Directions for this task: Show every line in the entries below where the word "недрами" appears.

** begin **

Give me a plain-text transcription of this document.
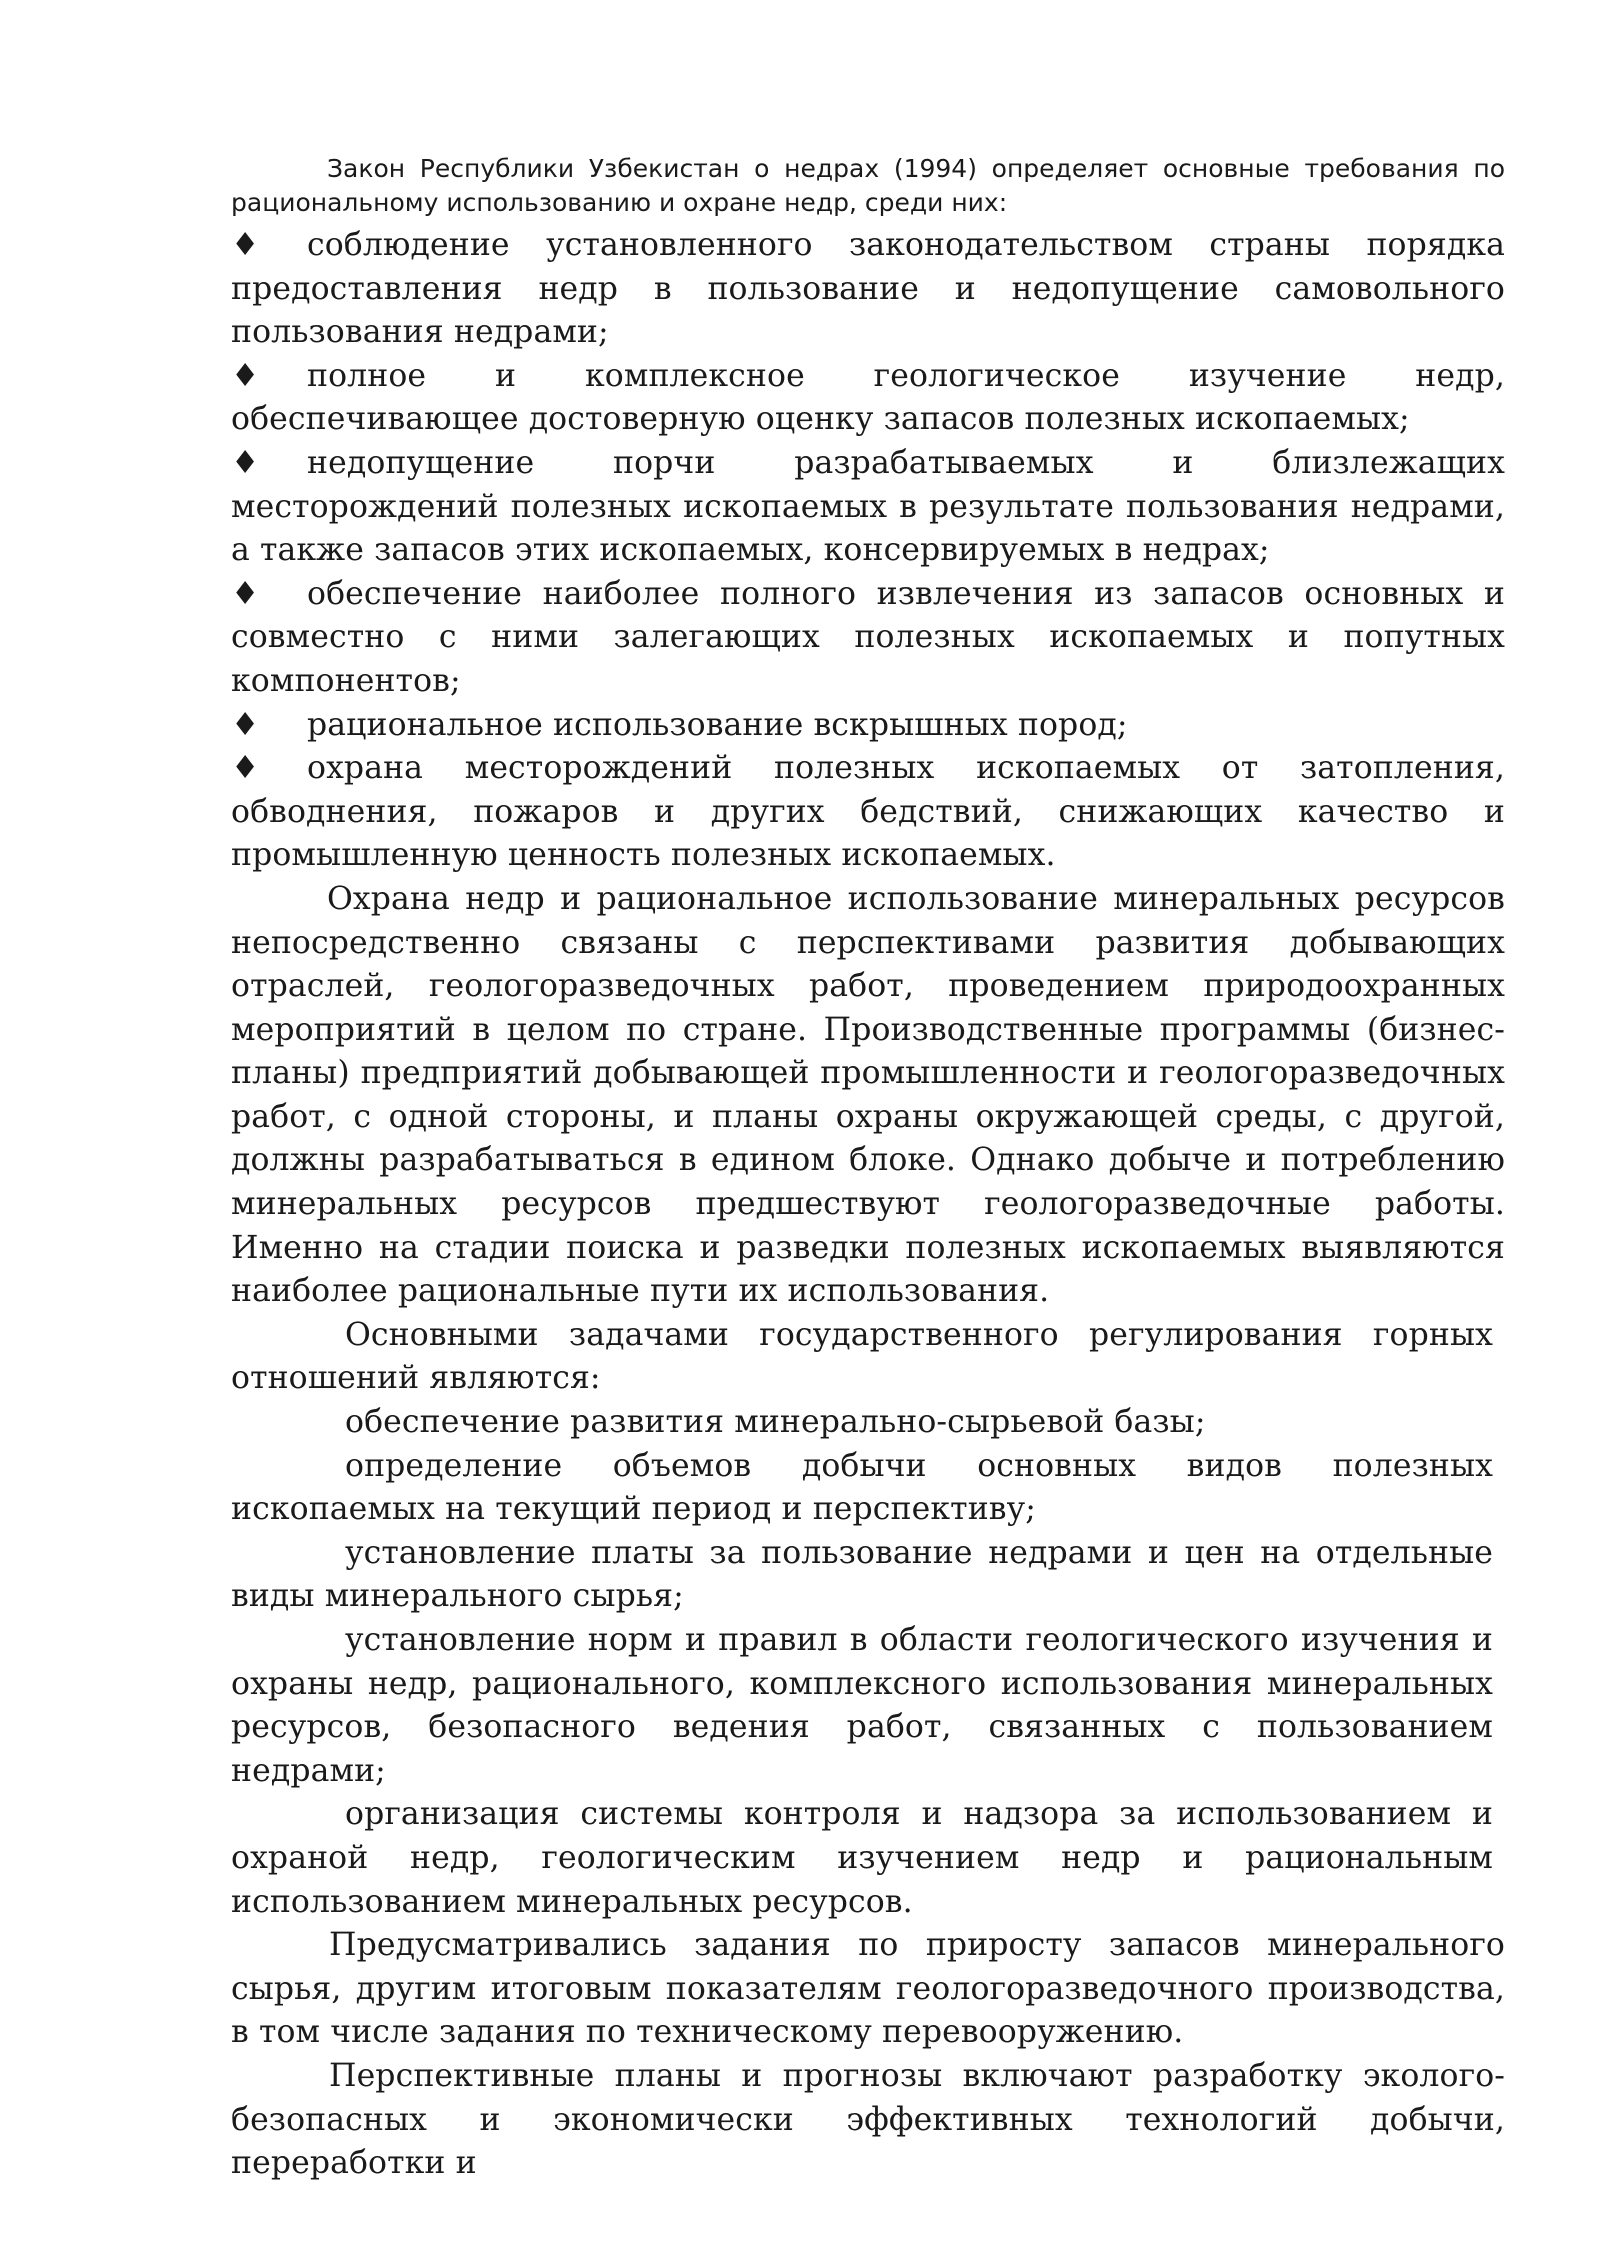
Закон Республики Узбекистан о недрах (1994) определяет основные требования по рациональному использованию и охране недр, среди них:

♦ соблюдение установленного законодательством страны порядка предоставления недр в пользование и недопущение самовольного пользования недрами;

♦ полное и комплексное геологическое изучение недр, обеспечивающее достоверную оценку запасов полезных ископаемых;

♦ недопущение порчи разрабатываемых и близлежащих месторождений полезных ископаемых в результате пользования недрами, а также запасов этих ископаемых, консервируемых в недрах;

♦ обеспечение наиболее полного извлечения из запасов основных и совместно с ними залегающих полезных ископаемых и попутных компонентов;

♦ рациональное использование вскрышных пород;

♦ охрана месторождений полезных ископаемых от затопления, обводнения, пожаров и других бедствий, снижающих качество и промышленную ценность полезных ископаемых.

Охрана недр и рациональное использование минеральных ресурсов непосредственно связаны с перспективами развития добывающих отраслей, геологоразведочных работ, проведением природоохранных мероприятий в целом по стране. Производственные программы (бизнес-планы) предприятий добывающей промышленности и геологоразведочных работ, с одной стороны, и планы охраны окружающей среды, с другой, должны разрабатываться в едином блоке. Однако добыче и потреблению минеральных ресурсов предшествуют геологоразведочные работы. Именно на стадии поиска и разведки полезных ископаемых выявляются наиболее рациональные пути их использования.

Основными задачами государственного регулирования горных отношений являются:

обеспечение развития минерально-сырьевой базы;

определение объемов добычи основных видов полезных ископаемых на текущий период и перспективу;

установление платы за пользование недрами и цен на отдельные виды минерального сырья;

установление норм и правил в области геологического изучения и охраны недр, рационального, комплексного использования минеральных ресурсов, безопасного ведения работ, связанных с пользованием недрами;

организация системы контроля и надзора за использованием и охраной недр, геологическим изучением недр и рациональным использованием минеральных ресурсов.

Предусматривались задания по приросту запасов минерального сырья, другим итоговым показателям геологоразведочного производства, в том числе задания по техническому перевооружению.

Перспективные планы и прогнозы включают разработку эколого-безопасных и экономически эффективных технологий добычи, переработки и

** end **
** begin **

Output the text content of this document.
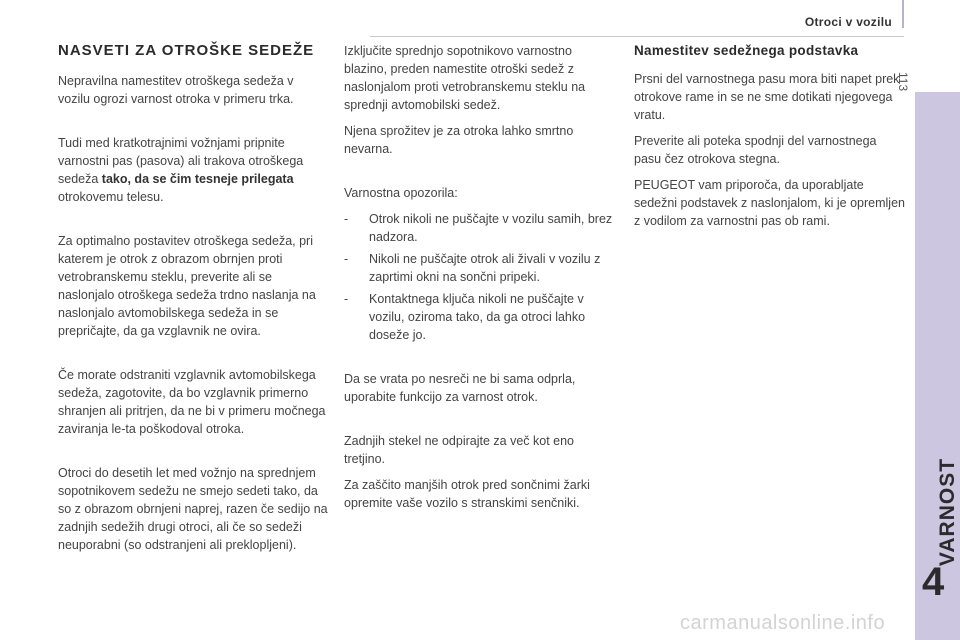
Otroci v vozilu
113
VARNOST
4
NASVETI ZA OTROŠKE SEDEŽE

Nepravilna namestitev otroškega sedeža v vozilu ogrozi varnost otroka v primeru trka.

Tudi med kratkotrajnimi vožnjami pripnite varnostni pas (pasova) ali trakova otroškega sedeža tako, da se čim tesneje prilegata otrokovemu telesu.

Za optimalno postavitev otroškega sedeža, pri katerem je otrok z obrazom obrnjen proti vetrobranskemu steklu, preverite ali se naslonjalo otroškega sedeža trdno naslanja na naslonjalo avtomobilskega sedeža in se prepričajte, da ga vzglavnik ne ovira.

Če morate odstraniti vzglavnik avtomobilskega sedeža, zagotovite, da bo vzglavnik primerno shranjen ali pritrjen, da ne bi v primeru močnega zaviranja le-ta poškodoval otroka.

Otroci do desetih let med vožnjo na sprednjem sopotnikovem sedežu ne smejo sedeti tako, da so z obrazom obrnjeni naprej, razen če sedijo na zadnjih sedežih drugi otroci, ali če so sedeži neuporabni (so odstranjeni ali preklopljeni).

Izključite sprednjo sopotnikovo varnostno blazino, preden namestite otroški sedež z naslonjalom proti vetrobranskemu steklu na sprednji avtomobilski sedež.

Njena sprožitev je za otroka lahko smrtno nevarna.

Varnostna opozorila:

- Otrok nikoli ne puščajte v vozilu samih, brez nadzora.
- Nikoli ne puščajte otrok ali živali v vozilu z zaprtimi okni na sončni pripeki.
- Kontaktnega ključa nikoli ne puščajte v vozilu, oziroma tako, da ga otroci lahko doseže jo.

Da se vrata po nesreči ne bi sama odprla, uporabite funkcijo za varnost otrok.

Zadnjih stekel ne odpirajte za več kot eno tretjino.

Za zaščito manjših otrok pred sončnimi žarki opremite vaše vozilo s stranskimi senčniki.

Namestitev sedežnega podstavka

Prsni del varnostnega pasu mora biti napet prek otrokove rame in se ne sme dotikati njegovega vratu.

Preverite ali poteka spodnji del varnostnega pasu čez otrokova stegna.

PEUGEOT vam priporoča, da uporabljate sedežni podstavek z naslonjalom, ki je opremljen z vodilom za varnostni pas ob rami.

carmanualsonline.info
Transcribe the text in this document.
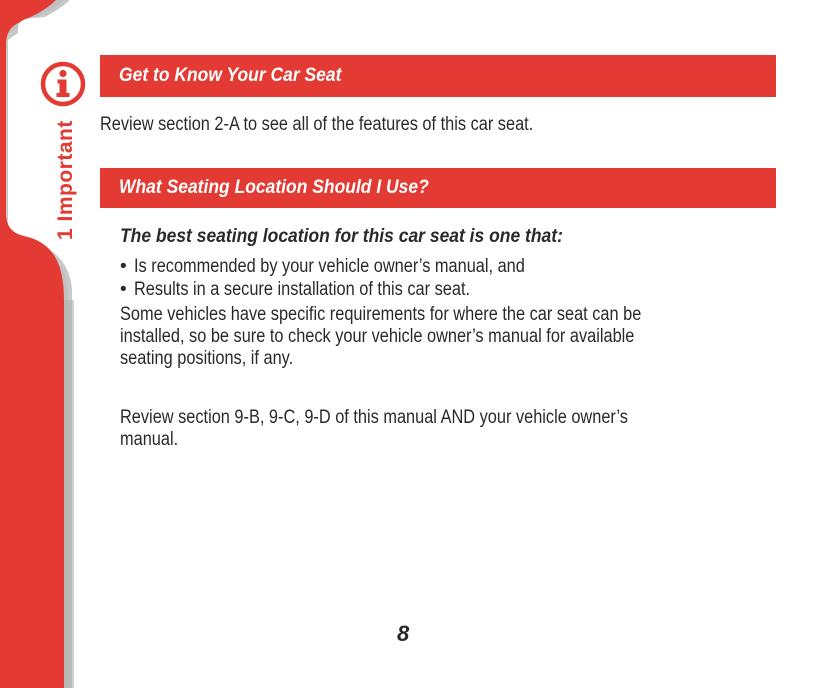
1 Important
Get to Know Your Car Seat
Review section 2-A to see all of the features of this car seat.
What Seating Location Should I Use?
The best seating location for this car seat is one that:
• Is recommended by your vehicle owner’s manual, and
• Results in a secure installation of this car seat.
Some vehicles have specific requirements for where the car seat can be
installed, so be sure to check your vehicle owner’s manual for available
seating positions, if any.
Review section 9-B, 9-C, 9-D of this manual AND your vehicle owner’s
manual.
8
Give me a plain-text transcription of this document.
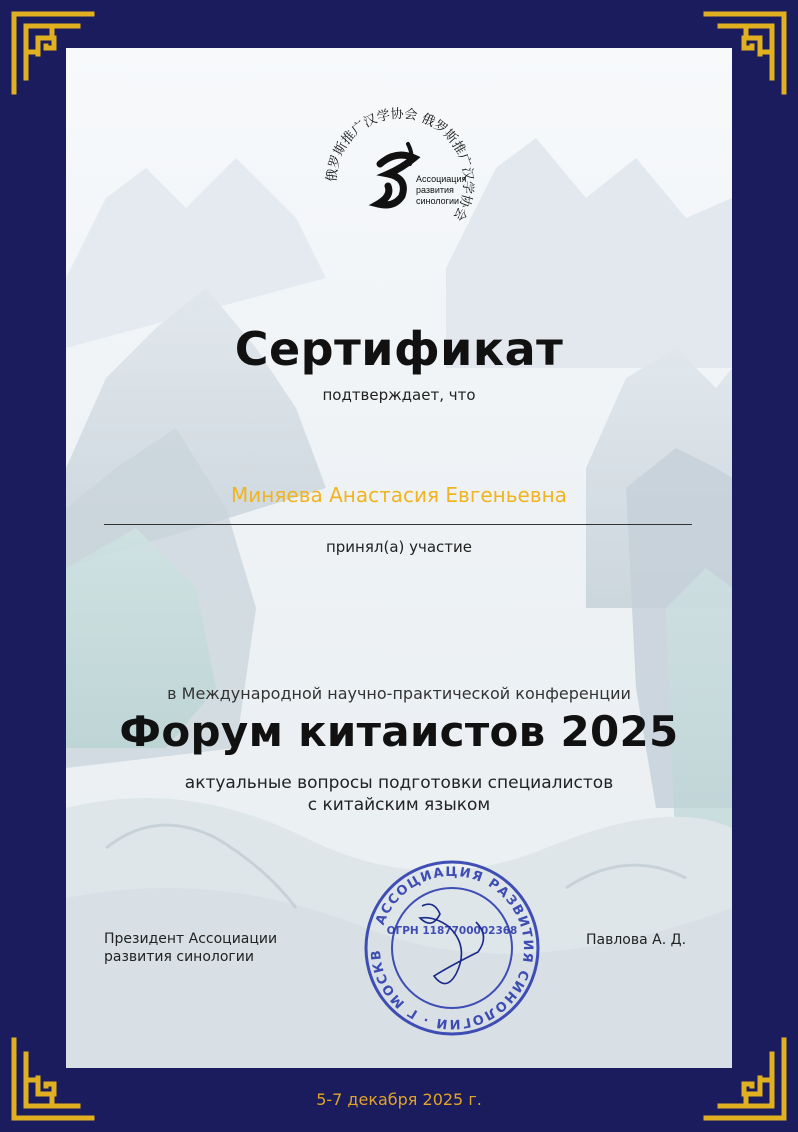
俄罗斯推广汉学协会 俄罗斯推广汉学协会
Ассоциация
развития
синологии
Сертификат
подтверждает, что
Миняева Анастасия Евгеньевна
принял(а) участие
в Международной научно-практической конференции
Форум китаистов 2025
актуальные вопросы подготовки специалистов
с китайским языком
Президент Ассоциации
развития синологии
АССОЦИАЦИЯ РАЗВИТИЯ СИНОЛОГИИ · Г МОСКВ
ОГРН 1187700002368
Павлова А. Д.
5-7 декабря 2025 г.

** end **

Completed exercise:
♦ соблюдение установленного законодательством страны порядка предоставления недр в пользование и недопущение самовольного пользования недрами;
♦ недопущение порчи разрабатываемых и близлежащих месторождений полезных ископаемых в результате пользования недрами, а также запасов этих ископаемых, консервируемых в недрах;
установление платы за пользование недрами и цен на отдельные виды минерального сырья;
установление норм и правил в области геологического изучения и охраны недр, рационального, комплексного использования минеральных ресурсов, безопасного ведения работ, связанных с пользованием недрами;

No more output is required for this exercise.